§ **SHORT PROBLEM**: Reproduce all the lines exactly as they stand, apart from the pictures.

§ **RAW RECORDS**:
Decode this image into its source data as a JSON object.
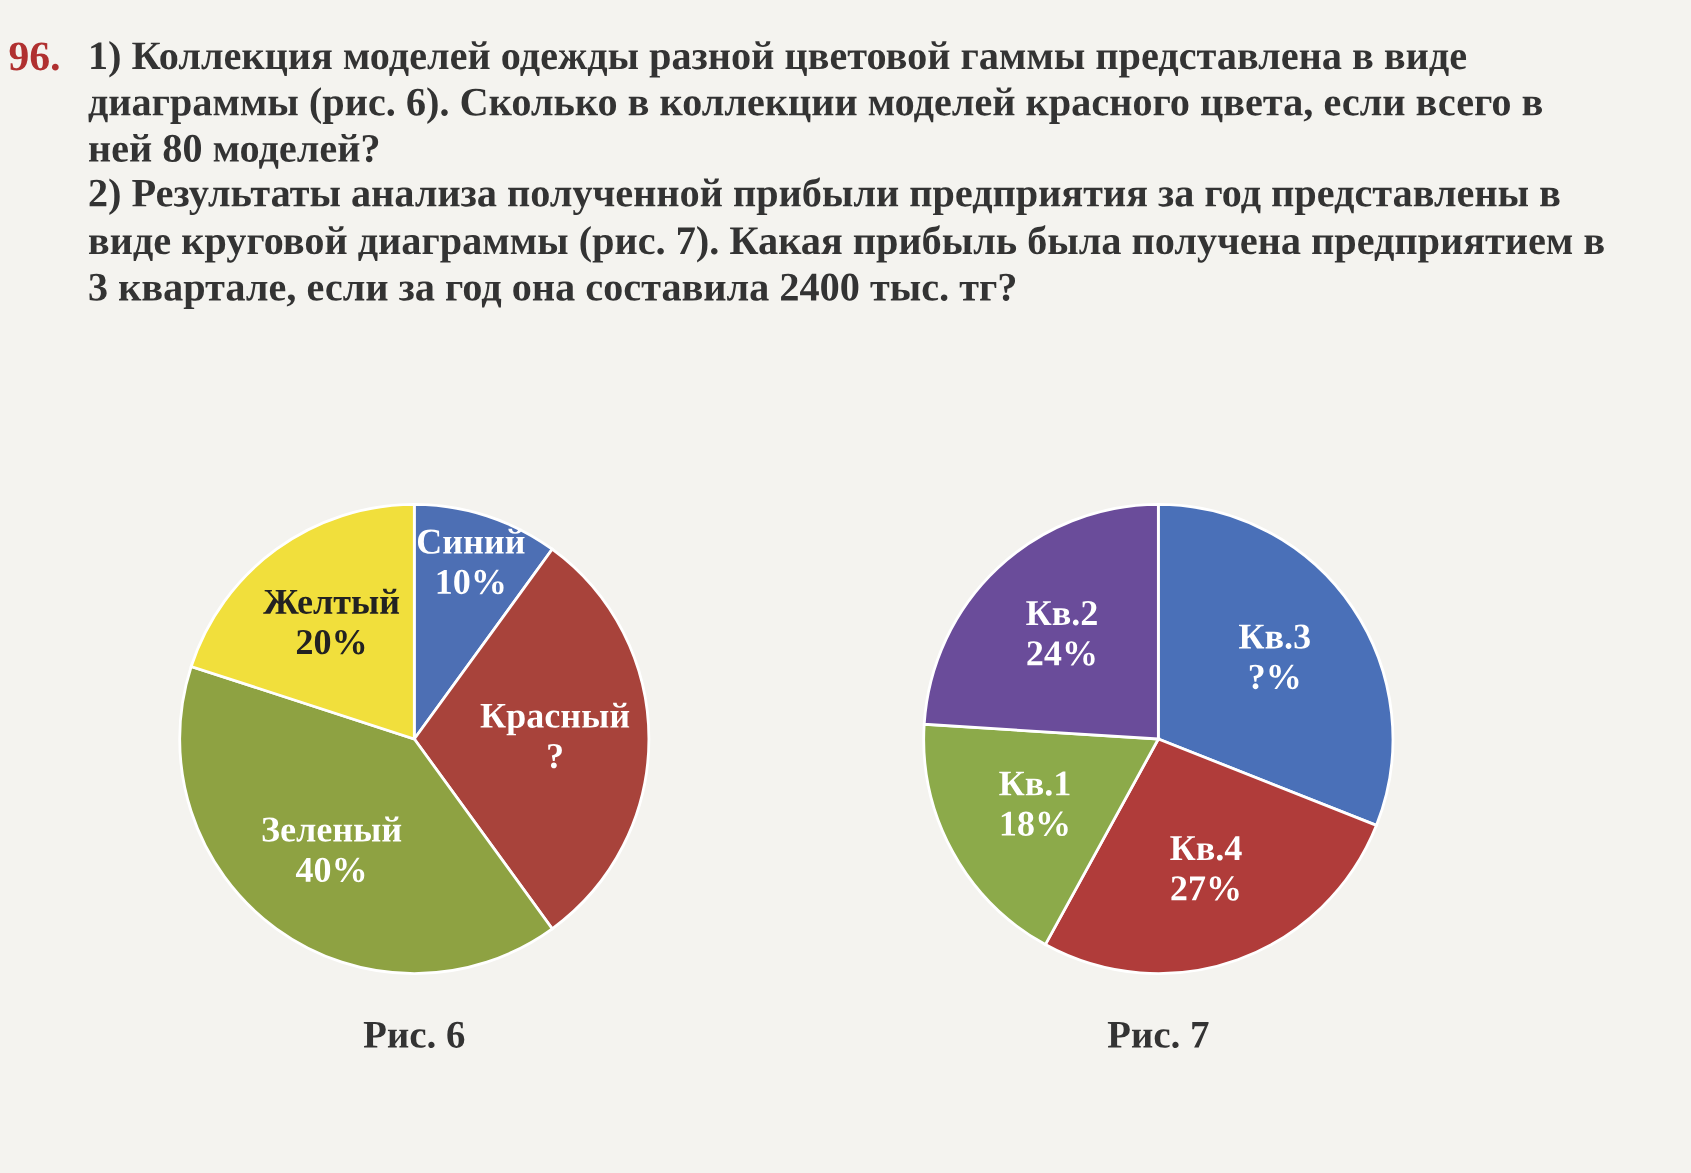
{
  "chart_data": [
    {
      "type": "pie",
      "title": "Рис. 6",
      "categories": [
        "Синий",
        "Красный",
        "Зеленый",
        "Желтый"
      ],
      "values": [
        10,
        30,
        40,
        20
      ],
      "value_labels": [
        "10%",
        "?",
        "40%",
        "20%"
      ],
      "colors": [
        "#4d6fb4",
        "#a8433b",
        "#8ea242",
        "#f1df3c"
      ],
      "annotations": [
        "96.",
        "1) Коллекция моделей одежды разной цветовой гаммы представлена в виде диаграммы (рис. 6). Сколько в коллекции моделей красного цвета, если всего в ней 80 моделей?"
      ]
    },
    {
      "type": "pie",
      "title": "Рис. 7",
      "categories": [
        "Кв.3",
        "Кв.4",
        "Кв.1",
        "Кв.2"
      ],
      "values": [
        31,
        27,
        18,
        24
      ],
      "value_labels": [
        "?%",
        "27%",
        "18%",
        "24%"
      ],
      "colors": [
        "#4a70b8",
        "#b03c3a",
        "#8caa4a",
        "#6a4c9a"
      ],
      "annotations": [
        "2) Результаты анализа полученной прибыли предприятия за год представлены в виде круговой диаграммы (рис. 7). Какая прибыль была получена предприятием в 3 квартале, если за год она составила 2400 тыс. тг?"
      ]
    }
  ]
}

§ **SOLUTION TO THIS TASK**:
Decode this image into its source data as a JSON object.
{
  "chart_data": [
    {
      "type": "pie",
      "title": "Рис. 6",
      "categories": [
        "Синий",
        "Красный",
        "Зеленый",
        "Желтый"
      ],
      "values": [
        10,
        30,
        40,
        20
      ],
      "value_labels": [
        "10%",
        "?",
        "40%",
        "20%"
      ],
      "colors": [
        "#4d6fb4",
        "#a8433b",
        "#8ea242",
        "#f1df3c"
      ],
      "annotations": [
        "96.",
        "1) Коллекция моделей одежды разной цветовой гаммы представлена в виде диаграммы (рис. 6). Сколько в коллекции моделей красного цвета, если всего в ней 80 моделей?"
      ]
    },
    {
      "type": "pie",
      "title": "Рис. 7",
      "categories": [
        "Кв.3",
        "Кв.4",
        "Кв.1",
        "Кв.2"
      ],
      "values": [
        31,
        27,
        18,
        24
      ],
      "value_labels": [
        "?%",
        "27%",
        "18%",
        "24%"
      ],
      "colors": [
        "#4a70b8",
        "#b03c3a",
        "#8caa4a",
        "#6a4c9a"
      ],
      "annotations": [
        "2) Результаты анализа полученной прибыли предприятия за год представлены в виде круговой диаграммы (рис. 7). Какая прибыль была получена предприятием в 3 квартале, если за год она составила 2400 тыс. тг?"
      ]
    }
  ]
}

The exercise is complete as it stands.